--- MATERIAL ---

☆ ☆ ☆

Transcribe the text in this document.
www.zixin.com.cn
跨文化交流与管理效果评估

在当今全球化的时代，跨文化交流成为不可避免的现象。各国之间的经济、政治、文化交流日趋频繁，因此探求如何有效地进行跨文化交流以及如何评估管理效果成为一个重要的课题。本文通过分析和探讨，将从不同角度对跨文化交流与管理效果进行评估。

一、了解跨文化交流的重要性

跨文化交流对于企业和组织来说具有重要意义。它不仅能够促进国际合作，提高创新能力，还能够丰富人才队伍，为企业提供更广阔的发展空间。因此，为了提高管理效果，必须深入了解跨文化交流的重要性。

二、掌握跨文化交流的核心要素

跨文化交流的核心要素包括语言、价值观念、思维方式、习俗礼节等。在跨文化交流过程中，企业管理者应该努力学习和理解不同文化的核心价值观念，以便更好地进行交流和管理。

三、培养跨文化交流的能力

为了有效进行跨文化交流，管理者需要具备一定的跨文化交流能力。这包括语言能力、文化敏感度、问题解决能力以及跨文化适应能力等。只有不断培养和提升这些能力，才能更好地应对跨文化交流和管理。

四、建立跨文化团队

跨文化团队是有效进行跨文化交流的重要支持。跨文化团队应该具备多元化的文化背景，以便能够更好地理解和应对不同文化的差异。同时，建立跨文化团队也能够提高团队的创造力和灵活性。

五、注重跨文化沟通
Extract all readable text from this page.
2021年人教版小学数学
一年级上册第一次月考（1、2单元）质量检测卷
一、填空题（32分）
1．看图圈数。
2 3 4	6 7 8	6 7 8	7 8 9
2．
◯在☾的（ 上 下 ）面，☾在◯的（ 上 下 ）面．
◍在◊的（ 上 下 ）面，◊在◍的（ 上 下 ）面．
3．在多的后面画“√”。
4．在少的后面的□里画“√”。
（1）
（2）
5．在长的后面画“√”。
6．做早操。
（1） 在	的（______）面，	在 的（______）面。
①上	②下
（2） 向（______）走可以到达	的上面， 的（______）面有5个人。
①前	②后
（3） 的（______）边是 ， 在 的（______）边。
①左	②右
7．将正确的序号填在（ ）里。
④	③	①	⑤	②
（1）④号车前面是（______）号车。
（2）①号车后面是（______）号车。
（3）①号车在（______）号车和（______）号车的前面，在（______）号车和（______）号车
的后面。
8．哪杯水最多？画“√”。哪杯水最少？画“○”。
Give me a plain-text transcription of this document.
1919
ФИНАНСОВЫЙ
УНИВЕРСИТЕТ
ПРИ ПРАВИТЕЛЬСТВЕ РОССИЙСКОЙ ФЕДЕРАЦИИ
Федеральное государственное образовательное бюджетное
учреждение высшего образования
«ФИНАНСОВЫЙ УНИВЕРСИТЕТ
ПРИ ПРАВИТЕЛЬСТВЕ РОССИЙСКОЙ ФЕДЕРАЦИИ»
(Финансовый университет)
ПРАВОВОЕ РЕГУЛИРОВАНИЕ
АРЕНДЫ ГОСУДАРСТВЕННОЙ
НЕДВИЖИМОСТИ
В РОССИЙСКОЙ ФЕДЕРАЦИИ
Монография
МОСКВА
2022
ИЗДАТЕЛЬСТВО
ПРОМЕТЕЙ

☆ ☆ ☆

--- GIVEN REQUEST ---
Transcribe the full listing above without leaving anything out.

--- REPLY ---
Transcribe the text in this document.
www.zixin.com.cn
跨文化交流与管理效果评估

在当今全球化的时代，跨文化交流成为不可避免的现象。各国之间的经济、政治、文化交流日趋频繁，因此探求如何有效地进行跨文化交流以及如何评估管理效果成为一个重要的课题。本文通过分析和探讨，将从不同角度对跨文化交流与管理效果进行评估。

一、了解跨文化交流的重要性

跨文化交流对于企业和组织来说具有重要意义。它不仅能够促进国际合作，提高创新能力，还能够丰富人才队伍，为企业提供更广阔的发展空间。因此，为了提高管理效果，必须深入了解跨文化交流的重要性。

二、掌握跨文化交流的核心要素

跨文化交流的核心要素包括语言、价值观念、思维方式、习俗礼节等。在跨文化交流过程中，企业管理者应该努力学习和理解不同文化的核心价值观念，以便更好地进行交流和管理。

三、培养跨文化交流的能力

为了有效进行跨文化交流，管理者需要具备一定的跨文化交流能力。这包括语言能力、文化敏感度、问题解决能力以及跨文化适应能力等。只有不断培养和提升这些能力，才能更好地应对跨文化交流和管理。

四、建立跨文化团队

跨文化团队是有效进行跨文化交流的重要支持。跨文化团队应该具备多元化的文化背景，以便能够更好地理解和应对不同文化的差异。同时，建立跨文化团队也能够提高团队的创造力和灵活性。

五、注重跨文化沟通
Extract all readable text from this page.
2021年人教版小学数学
一年级上册第一次月考（1、2单元）质量检测卷
一、填空题（32分）
1．看图圈数。
2 3 4	6 7 8	6 7 8	7 8 9
2．
◯在☾的（ 上 下 ）面，☾在◯的（ 上 下 ）面．
◍在◊的（ 上 下 ）面，◊在◍的（ 上 下 ）面．
3．在多的后面画“√”。
4．在少的后面的□里画“√”。
（1）
（2）
5．在长的后面画“√”。
6．做早操。
（1） 在	的（______）面，	在 的（______）面。
①上	②下
（2） 向（______）走可以到达	的上面， 的（______）面有5个人。
①前	②后
（3） 的（______）边是 ， 在 的（______）边。
①左	②右
7．将正确的序号填在（ ）里。
④	③	①	⑤	②
（1）④号车前面是（______）号车。
（2）①号车后面是（______）号车。
（3）①号车在（______）号车和（______）号车的前面，在（______）号车和（______）号车
的后面。
8．哪杯水最多？画“√”。哪杯水最少？画“○”。
Give me a plain-text transcription of this document.
1919
ФИНАНСОВЫЙ
УНИВЕРСИТЕТ
ПРИ ПРАВИТЕЛЬСТВЕ РОССИЙСКОЙ ФЕДЕРАЦИИ
Федеральное государственное образовательное бюджетное
учреждение высшего образования
«ФИНАНСОВЫЙ УНИВЕРСИТЕТ
ПРИ ПРАВИТЕЛЬСТВЕ РОССИЙСКОЙ ФЕДЕРАЦИИ»
(Финансовый университет)
ПРАВОВОЕ РЕГУЛИРОВАНИЕ
АРЕНДЫ ГОСУДАРСТВЕННОЙ
НЕДВИЖИМОСТИ
В РОССИЙСКОЙ ФЕДЕРАЦИИ
Монография
МОСКВА
2022
ИЗДАТЕЛЬСТВО
ПРОМЕТЕЙ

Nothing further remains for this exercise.